### Records
↓↓↓

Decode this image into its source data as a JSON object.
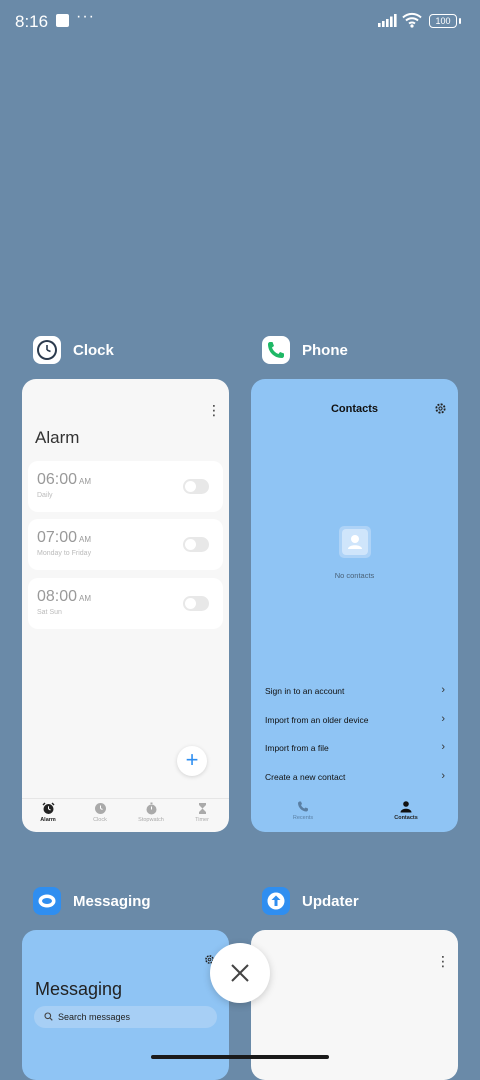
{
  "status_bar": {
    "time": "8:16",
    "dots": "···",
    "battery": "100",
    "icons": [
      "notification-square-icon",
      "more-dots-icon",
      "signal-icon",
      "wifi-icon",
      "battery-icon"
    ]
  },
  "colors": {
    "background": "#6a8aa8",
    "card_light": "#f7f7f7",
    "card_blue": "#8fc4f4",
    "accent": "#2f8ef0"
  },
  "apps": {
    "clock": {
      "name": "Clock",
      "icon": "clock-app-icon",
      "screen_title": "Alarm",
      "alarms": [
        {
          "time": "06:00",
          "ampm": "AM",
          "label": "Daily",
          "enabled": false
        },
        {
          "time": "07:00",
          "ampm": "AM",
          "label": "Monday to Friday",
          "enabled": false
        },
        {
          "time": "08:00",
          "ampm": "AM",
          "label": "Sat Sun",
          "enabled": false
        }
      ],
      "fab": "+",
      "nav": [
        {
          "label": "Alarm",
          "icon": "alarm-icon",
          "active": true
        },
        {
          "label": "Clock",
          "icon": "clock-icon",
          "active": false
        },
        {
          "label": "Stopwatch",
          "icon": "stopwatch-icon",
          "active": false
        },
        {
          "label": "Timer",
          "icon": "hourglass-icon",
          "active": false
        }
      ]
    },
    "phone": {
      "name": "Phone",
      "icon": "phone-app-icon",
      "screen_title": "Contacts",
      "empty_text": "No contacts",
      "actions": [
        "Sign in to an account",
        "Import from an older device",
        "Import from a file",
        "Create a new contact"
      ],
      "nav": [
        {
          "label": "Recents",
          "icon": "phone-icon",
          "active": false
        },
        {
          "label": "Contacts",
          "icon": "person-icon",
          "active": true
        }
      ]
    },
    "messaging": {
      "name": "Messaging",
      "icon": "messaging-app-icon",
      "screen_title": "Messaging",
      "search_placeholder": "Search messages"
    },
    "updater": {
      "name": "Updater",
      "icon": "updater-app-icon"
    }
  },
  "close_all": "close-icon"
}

↑↑↑

### Problem
Extract every line above containing the word "Import".

### Result of this task
        "Import from an older device",
        "Import from a file",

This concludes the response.